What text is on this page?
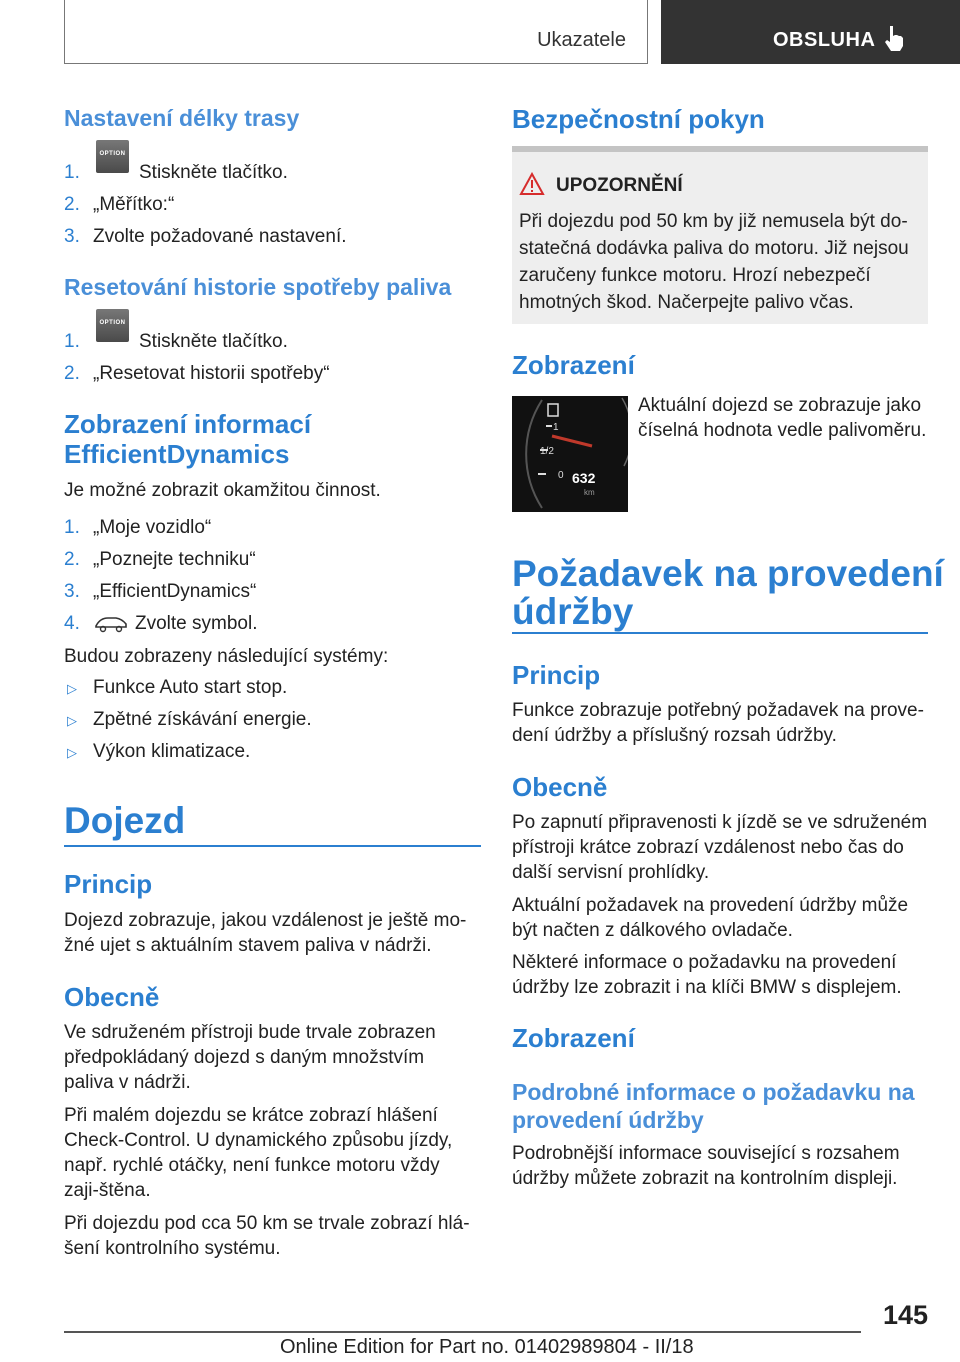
Ukazatele	OBSLUHA
Nastavení délky trasy
1.
OPTION
Stiskněte tlačítko.
2. „Měřítko:“
3. Zvolte požadované nastavení.
Resetování historie spotřeby paliva
1.
OPTION
Stiskněte tlačítko.
2. „Resetovat historii spotřeby“
Zobrazení informací
EfficientDynamics

Je možné zobrazit okamžitou činnost.

1. „Moje vozidlo“
2. „Poznejte techniku“
3. „EfficientDynamics“
4.	Zvolte symbol.

Budou zobrazeny následující systémy:

▷ Funkce Auto start stop.
▷ Zpětné získávání energie.
▷ Výkon klimatizace.
Dojezd
Princip

Dojezd zobrazuje, jakou vzdálenost je ještě mo-žné ujet s aktuálním stavem paliva v nádrži.

Obecně

Ve sdruženém přístroji bude trvale zobrazen předpokládaný dojezd s daným množstvím paliva v nádrži.

Při malém dojezdu se krátce zobrazí hlášení Check-Control. U dynamického způsobu jízdy, např. rychlé otáčky, není funkce motoru vždy zaji-štěna.

Při dojezdu pod cca 50 km se trvale zobrazí hlá-šení kontrolního systému.

Bezpečnostní pokyn
UPOZORNĚNÍ
Při dojezdu pod 50 km by již nemusela být do-statečná dodávka paliva do motoru. Již nejsou zaručeny funkce motoru. Hrozí nebezpečí hmotných škod. Načerpejte palivo včas.
Zobrazení
1
1/2
0 632
km

Aktuální dojezd se zobrazuje jako číselná hodnota vedle palivoměru.

Požadavek na provedení
údržby
Princip

Funkce zobrazuje potřebný požadavek na prove-dení údržby a příslušný rozsah údržby.

Obecně

Po zapnutí připravenosti k jízdě se ve sdruženém přístroji krátce zobrazí vzdálenost nebo čas do další servisní prohlídky.

Aktuální požadavek na provedení údržby může být načten z dálkového ovladače.

Některé informace o požadavku na provedení údržby lze zobrazit i na klíči BMW s displejem.

Zobrazení
Podrobné informace o požadavku na
provedení údržby

Podrobnější informace související s rozsahem údržby můžete zobrazit na kontrolním displeji.

145
Online Edition for Part no. 01402989804 - II/18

▸ TASK TO CARRY OUT: Copy every line above that holds the word "údržby".

▸ THE OUTPUT:
údržby
Funkce zobrazuje potřebný požadavek na prove-dení údržby a příslušný rozsah údržby.
Aktuální požadavek na provedení údržby může být načten z dálkového ovladače.
Některé informace o požadavku na provedení údržby lze zobrazit i na klíči BMW s displejem.
provedení údržby
Podrobnější informace související s rozsahem údržby můžete zobrazit na kontrolním displeji.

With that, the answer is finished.